And this is great music. All the songs are Ellington compositions, so you're already benefiting from one of the most important American composers of the 20th century. What makes this album so great, though, is the band . . .

This small combo is a band with which Ellington was very comfortable. Hawkins seamlessly weaves in his playing, although he had never before sat in with these gentlemen. The styles of playing differ in texture among these fine players, but the performances fit, rely on each other, ultimately elevate one another, because this handful of artists share a vision stemming from their pure love of music.

These are musicians and composers of such talent that their playing never seems or sounds like solo performances. I think they were all working together on the same painting, or nine separate paintings to be more precise, well eleven actually since we know sadly that there were two lost performances. But painting they were, all together on the same work. And they come up with a masterpiece of skill, soul, heart, and mind.

This is intelligent jazz, but you don't have to think about it to enjoy it. This is soulful music, but not melancholy.

When my daughter's husband, Jules, gave me this album for Christmas I eagerly anticipated hearing and enjoying two musicians I love and respect play together. During my first listenings I wanted to hear more Ellington. I realized after a while that his notes are perfectly placed to accent, accentuate and encourage. He's the consumate leader and fan at the same time.

At times I've listened to this album several times in a row. It sounds different every time, because the playing is so alive it changes within the listener's ears.

I told Jules that this one album could teach me everything there is to know about jazz. Maybe that's a slight over-statetment. Maybe. But only slightly.

(Exercises)
**1.** Change "album" to "record" in the album review and give the passage again, starting at "At times I've" and ending at "But only slightly.".
**2.** List every quality that the album review says the musicians' masterpiece is made of.
The data that follows is not needed for either task.

(Data excerpt)
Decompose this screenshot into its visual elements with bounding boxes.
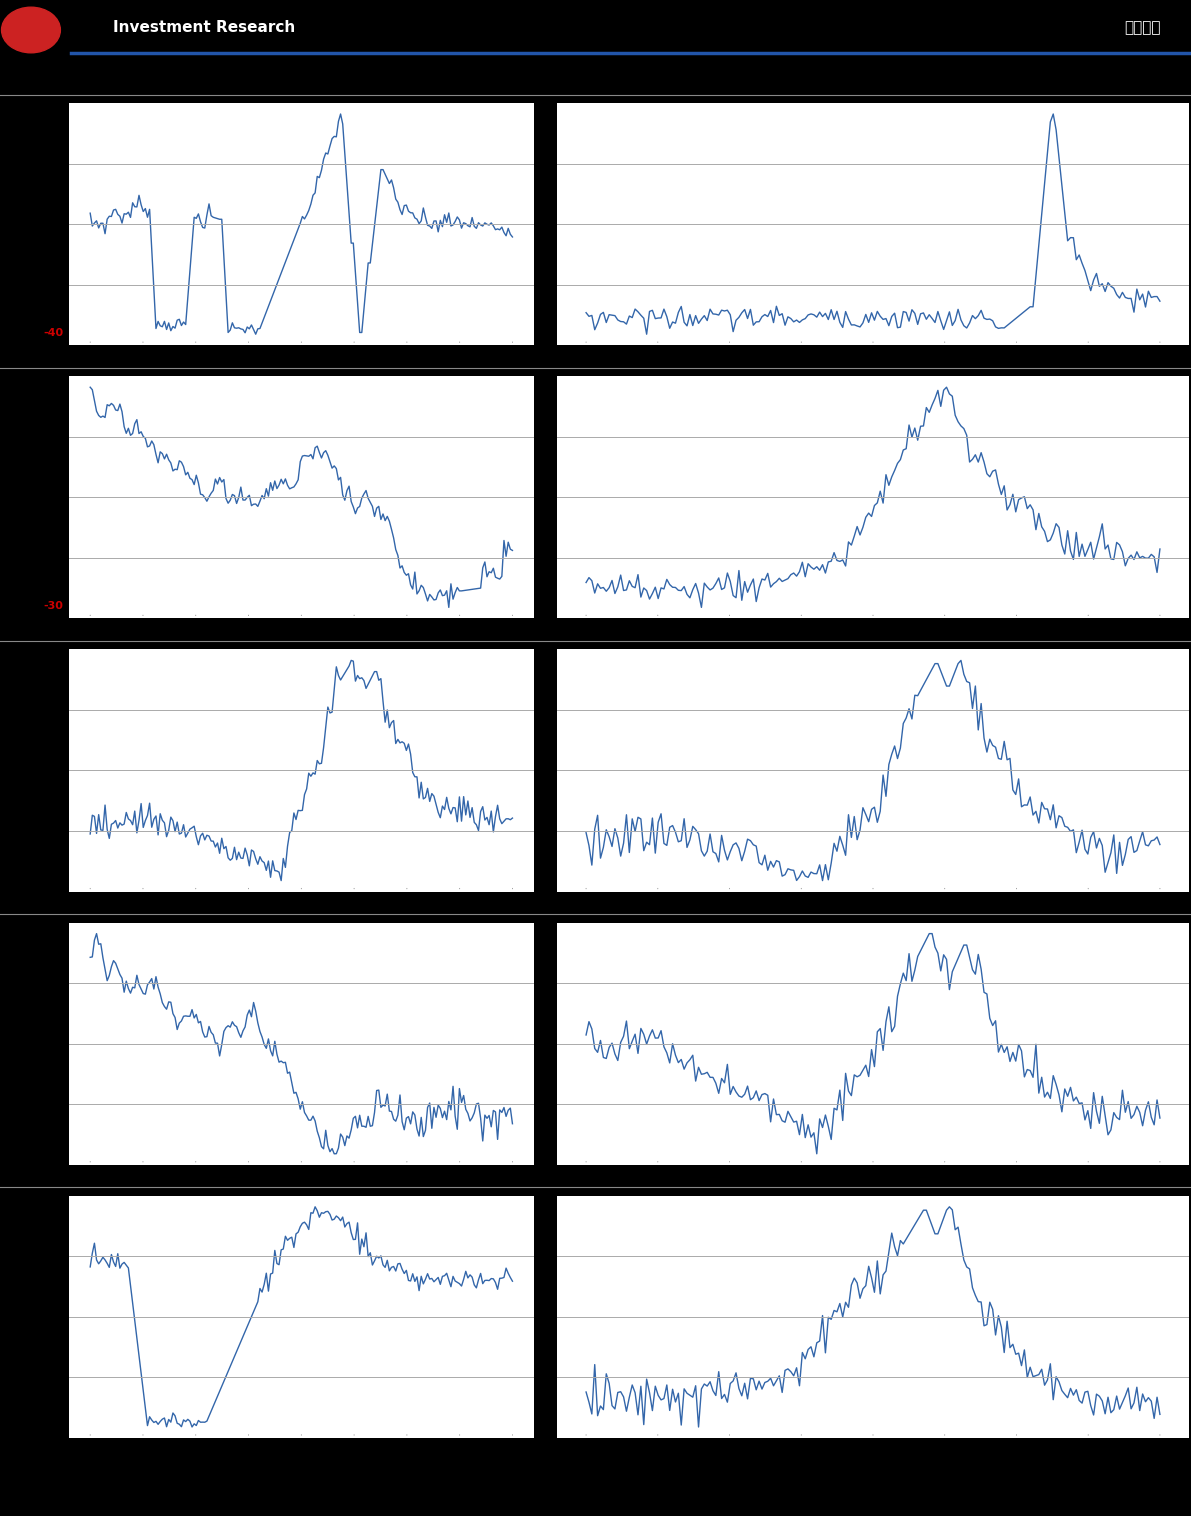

(Answers given)
**1.**
At times I've listened to this record several times in a row. It sounds different every time, because the playing is so alive it changes within the listener's ears.

I told Jules that this one record could teach me everything there is to know about jazz. Maybe that's a slight over-statetment. Maybe. But only slightly.

**2.** skill, soul, heart, mind